▶ **Exercise**:
Select the lines below containing the word "publié".

+---+

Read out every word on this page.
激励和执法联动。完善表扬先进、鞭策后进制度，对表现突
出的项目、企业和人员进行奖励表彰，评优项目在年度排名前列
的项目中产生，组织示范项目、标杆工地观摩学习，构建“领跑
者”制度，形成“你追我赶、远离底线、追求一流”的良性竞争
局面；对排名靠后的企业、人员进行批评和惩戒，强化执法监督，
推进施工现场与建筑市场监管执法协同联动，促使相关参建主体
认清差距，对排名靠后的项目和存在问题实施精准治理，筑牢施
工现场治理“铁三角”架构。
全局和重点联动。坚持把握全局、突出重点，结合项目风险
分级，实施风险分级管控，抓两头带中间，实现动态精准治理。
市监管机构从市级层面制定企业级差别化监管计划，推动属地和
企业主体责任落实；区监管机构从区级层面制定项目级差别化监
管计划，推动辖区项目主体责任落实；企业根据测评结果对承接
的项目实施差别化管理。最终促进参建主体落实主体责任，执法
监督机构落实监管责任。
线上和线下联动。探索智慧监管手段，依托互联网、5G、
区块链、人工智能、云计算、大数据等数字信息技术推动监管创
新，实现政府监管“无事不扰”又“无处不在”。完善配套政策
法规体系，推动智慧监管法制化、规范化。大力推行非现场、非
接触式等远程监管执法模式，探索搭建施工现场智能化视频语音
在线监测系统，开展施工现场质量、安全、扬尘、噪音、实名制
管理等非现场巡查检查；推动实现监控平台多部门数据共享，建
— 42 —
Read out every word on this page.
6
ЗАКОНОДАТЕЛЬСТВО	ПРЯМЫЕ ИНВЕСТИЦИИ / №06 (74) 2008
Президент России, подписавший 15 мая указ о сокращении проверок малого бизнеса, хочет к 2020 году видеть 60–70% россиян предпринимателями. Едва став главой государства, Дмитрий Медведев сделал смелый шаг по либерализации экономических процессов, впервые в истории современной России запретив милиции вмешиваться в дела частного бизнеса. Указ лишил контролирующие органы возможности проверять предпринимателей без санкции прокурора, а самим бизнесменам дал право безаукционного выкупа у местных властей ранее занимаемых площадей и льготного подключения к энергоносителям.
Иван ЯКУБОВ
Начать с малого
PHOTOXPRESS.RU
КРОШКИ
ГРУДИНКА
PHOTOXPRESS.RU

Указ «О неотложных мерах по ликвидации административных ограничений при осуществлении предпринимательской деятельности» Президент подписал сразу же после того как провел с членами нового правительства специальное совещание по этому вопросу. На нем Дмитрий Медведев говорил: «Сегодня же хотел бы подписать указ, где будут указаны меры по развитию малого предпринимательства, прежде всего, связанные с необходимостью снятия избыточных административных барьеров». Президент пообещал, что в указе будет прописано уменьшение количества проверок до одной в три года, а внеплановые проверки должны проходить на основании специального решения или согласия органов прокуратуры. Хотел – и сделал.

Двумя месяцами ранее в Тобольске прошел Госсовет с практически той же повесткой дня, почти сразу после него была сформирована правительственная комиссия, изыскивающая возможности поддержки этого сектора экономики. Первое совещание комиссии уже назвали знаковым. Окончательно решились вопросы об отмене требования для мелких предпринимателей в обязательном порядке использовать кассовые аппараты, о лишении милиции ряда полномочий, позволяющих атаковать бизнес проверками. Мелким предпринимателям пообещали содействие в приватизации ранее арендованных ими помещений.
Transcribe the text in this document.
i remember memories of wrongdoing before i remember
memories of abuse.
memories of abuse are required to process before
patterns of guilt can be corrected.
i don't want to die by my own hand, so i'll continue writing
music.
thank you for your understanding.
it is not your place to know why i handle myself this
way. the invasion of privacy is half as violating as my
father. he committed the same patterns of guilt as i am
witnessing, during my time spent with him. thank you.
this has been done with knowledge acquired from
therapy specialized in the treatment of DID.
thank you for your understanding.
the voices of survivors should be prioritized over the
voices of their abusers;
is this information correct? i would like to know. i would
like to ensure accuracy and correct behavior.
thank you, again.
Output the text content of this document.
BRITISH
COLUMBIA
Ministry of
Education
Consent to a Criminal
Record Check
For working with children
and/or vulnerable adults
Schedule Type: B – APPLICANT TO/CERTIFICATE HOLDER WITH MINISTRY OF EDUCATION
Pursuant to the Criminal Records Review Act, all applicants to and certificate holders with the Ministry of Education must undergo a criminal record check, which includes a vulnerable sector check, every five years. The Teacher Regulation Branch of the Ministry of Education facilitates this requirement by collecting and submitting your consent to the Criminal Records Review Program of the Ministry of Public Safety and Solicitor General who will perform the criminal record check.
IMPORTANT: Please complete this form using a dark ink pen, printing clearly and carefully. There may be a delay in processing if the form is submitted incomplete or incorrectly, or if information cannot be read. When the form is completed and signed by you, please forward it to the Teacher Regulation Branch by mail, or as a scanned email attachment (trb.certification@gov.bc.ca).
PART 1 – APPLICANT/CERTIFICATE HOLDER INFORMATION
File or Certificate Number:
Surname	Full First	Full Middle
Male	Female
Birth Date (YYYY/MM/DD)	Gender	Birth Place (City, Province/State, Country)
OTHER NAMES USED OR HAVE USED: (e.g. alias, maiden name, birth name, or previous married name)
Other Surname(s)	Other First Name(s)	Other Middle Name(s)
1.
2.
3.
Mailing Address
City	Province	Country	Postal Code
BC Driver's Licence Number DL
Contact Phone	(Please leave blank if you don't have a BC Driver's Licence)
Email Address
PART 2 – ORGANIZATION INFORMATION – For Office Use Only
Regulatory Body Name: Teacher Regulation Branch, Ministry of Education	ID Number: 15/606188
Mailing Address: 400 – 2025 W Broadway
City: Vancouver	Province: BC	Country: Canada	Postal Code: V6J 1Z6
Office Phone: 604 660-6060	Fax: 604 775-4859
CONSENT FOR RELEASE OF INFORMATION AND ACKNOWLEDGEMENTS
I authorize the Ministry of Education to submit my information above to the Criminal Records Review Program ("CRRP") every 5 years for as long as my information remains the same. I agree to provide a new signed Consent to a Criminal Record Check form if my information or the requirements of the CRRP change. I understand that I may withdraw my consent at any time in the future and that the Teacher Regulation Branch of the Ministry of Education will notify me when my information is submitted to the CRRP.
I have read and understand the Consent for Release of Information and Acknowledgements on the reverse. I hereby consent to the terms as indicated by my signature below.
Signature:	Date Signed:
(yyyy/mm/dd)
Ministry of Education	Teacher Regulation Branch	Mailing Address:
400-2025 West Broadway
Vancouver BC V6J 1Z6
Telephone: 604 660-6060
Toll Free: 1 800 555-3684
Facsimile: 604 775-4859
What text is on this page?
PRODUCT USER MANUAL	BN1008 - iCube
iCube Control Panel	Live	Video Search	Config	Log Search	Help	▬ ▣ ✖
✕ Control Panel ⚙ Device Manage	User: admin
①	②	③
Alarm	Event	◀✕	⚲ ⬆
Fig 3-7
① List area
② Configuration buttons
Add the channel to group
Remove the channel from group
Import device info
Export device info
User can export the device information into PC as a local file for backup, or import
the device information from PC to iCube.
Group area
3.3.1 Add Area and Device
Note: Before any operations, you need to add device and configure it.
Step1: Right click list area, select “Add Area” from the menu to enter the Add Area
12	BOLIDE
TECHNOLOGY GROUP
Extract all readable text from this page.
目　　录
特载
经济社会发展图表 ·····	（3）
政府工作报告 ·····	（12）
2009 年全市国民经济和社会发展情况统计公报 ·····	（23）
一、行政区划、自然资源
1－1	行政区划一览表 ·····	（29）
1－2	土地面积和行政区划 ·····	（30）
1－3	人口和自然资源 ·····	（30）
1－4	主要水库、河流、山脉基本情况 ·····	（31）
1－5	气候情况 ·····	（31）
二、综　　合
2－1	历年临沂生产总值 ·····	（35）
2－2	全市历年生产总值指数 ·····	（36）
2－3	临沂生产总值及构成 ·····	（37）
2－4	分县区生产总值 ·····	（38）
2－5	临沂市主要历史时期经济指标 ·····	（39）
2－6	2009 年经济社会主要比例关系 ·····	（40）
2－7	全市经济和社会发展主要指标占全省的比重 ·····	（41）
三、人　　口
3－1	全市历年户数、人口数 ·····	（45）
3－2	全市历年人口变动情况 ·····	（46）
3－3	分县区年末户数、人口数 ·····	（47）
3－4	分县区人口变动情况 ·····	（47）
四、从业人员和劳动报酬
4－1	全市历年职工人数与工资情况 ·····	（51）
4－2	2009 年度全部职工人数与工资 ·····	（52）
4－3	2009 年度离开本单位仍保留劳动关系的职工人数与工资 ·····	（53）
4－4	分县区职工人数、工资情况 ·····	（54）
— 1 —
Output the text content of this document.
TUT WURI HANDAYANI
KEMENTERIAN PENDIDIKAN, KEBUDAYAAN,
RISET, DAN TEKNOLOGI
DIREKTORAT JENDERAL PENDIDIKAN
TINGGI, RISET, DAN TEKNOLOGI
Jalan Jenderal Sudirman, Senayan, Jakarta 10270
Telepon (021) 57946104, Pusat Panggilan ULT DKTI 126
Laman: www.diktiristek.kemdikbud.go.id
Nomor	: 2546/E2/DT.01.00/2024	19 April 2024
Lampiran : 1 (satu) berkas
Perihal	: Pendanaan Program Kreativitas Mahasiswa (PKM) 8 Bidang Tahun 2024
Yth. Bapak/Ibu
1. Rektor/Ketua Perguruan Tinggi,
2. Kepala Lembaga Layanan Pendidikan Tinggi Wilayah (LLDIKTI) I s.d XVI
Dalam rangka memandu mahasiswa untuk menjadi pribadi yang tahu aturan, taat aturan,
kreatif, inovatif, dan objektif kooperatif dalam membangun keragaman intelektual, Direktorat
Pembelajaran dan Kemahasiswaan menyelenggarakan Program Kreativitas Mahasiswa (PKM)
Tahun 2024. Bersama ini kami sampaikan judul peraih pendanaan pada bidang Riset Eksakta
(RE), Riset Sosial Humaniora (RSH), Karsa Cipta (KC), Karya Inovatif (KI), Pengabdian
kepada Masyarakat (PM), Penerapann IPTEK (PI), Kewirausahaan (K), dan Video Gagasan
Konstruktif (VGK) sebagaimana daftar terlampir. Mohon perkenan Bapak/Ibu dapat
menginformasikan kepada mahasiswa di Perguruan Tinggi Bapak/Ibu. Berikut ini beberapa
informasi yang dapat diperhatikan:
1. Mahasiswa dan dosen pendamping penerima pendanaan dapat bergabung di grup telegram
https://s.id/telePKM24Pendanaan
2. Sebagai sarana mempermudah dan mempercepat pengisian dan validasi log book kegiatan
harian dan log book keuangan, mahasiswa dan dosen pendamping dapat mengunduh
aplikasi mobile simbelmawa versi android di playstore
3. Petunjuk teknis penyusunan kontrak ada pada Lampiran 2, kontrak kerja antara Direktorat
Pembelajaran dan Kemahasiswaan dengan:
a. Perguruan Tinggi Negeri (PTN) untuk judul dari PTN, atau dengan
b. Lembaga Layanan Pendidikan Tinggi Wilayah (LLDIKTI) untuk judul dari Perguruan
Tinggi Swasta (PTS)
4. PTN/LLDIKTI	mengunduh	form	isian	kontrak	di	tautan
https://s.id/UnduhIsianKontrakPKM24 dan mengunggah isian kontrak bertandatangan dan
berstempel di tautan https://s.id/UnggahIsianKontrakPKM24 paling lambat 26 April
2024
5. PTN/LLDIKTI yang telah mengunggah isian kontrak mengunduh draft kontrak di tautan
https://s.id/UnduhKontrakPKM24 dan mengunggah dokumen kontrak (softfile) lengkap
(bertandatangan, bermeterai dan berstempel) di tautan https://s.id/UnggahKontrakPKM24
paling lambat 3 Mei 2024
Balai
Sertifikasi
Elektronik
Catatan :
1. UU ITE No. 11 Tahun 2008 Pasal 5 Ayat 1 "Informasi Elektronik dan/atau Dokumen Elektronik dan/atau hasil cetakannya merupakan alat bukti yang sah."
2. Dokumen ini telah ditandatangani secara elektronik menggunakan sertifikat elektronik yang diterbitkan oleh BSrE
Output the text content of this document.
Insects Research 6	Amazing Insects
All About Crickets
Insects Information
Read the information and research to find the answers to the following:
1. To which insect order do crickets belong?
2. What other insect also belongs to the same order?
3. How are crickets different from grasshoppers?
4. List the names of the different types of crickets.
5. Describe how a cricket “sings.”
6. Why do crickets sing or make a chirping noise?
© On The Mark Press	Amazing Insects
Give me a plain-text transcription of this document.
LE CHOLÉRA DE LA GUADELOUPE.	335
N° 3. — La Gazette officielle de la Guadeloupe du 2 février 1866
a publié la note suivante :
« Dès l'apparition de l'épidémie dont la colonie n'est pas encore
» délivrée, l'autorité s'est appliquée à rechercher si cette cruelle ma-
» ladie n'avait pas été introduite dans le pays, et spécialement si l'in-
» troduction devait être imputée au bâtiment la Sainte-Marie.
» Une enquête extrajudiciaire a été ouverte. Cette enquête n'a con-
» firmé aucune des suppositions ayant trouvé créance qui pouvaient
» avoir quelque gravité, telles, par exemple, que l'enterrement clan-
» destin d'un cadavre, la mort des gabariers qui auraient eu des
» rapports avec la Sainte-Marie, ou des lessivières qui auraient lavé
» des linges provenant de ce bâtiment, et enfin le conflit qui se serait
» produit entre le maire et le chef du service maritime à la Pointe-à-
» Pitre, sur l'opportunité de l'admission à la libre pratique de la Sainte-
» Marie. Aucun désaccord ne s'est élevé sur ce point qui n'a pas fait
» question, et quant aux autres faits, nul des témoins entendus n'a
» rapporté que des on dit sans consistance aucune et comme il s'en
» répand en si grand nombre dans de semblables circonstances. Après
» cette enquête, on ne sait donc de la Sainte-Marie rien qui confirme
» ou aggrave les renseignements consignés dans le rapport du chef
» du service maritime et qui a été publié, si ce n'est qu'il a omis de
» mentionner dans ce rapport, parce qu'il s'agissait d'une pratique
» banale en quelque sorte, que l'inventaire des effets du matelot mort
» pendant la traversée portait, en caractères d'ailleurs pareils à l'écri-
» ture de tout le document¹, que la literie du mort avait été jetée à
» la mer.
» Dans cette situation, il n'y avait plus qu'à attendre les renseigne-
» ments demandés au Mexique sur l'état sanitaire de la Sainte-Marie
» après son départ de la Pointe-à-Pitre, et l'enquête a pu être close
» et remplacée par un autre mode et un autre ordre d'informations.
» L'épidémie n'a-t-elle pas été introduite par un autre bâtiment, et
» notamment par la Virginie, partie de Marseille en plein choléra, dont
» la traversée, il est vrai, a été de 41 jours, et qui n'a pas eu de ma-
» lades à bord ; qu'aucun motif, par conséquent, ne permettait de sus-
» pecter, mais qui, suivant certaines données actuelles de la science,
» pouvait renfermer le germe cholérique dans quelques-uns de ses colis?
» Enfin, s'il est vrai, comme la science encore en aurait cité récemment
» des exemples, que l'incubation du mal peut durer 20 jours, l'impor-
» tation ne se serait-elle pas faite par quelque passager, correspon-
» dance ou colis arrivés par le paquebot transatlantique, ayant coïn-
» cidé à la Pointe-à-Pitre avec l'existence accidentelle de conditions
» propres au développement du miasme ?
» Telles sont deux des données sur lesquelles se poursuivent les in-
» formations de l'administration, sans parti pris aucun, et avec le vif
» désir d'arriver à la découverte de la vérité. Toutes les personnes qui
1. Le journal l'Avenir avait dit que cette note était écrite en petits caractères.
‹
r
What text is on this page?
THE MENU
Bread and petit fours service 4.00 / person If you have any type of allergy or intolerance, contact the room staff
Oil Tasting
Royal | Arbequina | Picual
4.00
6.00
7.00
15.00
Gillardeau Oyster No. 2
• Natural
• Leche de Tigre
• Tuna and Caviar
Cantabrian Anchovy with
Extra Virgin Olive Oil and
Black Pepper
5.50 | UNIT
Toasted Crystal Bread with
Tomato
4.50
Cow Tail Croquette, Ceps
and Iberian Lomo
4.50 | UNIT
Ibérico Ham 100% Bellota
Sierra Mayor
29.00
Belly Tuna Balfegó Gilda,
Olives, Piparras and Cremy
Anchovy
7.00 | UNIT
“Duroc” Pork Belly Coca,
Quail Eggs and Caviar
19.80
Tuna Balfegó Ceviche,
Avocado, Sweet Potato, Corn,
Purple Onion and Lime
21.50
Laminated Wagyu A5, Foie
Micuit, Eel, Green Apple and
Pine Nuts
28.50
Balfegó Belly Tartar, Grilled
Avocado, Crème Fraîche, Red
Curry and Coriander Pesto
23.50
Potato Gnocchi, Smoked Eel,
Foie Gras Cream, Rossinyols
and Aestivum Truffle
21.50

+---+

▶ **Output of the exercise**:
a publié la note suivante :
» du service maritime et qui a été publié, si ce n'est qu'il a omis de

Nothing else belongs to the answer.